Task —
Your answer should be a single number: how many lines in the data below hold the string "설치대상".

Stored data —

········

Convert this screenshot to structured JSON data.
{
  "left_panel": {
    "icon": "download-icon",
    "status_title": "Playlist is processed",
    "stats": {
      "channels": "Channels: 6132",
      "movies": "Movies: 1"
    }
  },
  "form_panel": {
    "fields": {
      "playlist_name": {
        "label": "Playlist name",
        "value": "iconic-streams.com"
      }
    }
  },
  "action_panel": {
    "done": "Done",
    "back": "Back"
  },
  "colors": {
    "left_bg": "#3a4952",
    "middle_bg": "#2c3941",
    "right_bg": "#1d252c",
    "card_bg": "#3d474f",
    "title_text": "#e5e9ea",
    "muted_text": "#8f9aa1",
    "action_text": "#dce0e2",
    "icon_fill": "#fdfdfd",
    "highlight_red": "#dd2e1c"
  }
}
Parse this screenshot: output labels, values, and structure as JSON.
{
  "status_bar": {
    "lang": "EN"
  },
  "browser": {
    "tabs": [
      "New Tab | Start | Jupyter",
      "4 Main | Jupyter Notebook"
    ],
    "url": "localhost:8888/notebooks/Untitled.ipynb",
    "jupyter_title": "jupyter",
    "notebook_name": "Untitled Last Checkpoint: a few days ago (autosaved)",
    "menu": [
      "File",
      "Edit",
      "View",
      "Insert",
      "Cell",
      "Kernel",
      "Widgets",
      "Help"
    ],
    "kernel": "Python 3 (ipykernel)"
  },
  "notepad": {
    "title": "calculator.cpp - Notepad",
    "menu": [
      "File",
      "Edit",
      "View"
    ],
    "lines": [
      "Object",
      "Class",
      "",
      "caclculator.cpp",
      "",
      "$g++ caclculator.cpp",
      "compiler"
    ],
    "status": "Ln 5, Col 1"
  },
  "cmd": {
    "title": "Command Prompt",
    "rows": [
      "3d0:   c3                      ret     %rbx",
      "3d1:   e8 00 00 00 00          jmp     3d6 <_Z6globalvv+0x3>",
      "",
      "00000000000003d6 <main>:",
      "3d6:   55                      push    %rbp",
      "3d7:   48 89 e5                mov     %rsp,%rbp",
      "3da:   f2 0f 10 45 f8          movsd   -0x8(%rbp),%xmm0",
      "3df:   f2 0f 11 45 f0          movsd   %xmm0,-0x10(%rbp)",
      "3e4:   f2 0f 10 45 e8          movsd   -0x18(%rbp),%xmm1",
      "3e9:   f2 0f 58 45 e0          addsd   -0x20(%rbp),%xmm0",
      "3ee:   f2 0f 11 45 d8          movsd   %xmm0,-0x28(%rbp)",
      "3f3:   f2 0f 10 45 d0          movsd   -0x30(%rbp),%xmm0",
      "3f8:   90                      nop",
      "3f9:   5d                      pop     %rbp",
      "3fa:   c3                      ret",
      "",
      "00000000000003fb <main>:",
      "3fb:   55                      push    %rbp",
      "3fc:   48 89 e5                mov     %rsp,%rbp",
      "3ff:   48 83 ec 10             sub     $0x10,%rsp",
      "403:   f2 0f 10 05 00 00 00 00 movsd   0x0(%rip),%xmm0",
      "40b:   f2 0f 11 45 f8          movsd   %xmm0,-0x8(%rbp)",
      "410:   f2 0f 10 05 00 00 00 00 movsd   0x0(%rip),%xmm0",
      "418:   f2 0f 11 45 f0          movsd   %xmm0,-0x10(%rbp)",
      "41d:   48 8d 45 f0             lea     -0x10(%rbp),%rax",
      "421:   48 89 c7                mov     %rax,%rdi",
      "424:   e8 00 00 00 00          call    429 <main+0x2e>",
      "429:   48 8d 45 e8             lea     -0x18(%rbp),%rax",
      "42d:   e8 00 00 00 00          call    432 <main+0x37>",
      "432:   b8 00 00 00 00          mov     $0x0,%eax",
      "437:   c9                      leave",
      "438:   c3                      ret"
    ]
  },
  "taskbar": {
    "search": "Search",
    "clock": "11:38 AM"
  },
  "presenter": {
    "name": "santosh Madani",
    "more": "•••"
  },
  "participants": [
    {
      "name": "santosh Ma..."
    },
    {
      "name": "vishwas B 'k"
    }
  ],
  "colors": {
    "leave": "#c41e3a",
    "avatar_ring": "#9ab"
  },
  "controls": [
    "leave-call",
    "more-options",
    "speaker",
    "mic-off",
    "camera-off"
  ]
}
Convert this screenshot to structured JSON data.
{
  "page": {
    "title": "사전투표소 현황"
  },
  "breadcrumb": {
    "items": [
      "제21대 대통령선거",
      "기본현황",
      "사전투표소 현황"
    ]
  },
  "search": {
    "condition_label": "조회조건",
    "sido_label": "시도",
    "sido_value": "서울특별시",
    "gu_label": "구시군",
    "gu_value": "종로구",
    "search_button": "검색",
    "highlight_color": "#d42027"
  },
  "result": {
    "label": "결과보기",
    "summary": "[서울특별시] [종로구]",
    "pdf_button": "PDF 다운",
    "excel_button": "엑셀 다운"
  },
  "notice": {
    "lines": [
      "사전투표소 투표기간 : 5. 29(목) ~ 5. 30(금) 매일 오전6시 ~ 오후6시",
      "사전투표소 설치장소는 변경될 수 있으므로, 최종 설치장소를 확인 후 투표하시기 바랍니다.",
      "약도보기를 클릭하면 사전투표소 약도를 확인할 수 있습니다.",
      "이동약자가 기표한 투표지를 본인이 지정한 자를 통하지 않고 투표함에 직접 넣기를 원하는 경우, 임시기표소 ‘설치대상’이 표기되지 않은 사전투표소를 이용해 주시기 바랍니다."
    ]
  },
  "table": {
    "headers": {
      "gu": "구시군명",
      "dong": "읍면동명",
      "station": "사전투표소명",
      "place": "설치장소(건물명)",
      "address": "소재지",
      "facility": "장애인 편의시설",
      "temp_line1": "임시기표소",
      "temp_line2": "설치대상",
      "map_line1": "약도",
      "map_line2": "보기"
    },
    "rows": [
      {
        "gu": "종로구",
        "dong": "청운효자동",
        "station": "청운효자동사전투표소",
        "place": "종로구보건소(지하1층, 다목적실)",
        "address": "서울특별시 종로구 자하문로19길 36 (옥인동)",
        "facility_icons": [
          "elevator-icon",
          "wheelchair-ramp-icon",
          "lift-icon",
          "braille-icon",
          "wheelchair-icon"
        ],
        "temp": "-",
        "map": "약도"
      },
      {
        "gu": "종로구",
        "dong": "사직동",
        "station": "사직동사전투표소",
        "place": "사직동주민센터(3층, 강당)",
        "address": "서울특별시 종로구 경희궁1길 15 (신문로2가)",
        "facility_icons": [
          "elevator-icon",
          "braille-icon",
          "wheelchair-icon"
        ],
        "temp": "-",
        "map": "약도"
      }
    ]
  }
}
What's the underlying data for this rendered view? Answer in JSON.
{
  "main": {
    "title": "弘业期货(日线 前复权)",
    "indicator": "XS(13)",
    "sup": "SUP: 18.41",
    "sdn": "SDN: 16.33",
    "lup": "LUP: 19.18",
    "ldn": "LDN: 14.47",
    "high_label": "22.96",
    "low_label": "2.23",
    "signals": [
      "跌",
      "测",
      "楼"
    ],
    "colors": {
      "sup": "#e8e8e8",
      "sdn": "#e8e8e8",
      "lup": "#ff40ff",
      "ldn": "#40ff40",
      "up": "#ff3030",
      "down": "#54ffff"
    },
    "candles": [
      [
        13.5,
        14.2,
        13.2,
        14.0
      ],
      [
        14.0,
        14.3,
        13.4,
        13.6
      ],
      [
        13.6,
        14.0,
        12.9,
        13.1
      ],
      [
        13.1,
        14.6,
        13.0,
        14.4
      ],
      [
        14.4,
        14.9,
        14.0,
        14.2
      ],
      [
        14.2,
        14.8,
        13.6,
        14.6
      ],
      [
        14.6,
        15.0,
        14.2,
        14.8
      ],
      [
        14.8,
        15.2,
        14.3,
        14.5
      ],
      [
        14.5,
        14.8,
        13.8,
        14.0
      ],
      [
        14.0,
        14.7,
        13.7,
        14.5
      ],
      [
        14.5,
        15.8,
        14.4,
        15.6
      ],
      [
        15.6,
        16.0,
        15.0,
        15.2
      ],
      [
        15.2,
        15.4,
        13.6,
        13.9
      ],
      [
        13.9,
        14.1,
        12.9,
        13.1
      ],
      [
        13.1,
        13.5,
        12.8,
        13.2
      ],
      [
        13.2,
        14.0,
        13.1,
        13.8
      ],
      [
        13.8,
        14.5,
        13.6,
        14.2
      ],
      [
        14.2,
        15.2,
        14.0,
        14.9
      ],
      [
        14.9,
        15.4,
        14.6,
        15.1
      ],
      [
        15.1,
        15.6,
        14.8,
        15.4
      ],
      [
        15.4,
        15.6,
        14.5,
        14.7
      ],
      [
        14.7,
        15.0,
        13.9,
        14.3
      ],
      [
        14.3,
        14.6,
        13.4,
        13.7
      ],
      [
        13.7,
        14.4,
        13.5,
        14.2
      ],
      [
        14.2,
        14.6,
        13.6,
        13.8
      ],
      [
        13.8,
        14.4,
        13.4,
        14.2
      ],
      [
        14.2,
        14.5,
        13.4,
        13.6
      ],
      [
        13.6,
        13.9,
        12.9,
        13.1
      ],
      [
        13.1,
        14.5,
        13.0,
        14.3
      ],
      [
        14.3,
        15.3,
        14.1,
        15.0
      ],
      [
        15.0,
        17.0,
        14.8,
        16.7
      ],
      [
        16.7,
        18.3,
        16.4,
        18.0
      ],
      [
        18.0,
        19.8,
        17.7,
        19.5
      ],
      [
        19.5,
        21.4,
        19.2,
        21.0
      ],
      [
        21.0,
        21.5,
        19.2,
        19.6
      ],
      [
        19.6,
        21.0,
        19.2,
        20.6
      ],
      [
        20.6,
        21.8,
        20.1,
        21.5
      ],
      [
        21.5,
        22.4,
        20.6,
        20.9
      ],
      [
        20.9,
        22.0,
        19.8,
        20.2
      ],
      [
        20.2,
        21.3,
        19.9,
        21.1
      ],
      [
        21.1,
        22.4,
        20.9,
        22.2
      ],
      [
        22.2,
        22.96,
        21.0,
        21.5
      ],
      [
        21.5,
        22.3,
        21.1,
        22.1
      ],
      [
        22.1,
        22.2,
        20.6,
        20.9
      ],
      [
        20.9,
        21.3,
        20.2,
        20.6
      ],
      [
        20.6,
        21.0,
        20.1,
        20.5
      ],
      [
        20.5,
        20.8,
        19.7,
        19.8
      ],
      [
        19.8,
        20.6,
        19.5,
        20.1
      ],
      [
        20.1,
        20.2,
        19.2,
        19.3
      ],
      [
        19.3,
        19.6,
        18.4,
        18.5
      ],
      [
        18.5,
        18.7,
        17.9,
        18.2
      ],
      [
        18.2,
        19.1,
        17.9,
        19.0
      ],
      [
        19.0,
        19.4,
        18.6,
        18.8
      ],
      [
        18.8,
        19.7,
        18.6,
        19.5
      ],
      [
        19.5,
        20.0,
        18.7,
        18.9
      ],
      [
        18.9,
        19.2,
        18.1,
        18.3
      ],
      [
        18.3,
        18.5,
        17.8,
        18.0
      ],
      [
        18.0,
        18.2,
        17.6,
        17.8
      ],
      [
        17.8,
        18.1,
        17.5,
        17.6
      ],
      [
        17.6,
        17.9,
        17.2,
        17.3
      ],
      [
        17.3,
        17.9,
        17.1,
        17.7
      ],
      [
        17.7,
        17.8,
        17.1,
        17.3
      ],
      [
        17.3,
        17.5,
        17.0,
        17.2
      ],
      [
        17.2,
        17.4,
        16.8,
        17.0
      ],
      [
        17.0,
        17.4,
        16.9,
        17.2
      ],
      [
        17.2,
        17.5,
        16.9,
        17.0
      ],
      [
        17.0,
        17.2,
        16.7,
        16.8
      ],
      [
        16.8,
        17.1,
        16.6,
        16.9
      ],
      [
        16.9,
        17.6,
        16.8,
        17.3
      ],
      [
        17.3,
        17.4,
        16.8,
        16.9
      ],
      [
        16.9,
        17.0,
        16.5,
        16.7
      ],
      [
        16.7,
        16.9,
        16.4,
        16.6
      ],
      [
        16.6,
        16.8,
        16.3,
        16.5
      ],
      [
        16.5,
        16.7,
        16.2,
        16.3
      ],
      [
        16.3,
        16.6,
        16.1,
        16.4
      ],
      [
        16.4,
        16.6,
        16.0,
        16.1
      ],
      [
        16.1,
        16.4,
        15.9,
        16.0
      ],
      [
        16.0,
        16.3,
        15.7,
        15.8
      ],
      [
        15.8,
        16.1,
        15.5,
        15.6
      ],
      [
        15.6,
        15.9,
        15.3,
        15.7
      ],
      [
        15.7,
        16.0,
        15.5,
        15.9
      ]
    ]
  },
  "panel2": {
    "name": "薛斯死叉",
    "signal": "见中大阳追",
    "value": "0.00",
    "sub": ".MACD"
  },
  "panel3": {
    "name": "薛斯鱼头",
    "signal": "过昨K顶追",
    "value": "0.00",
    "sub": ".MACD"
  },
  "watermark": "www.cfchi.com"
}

········

The reply —
2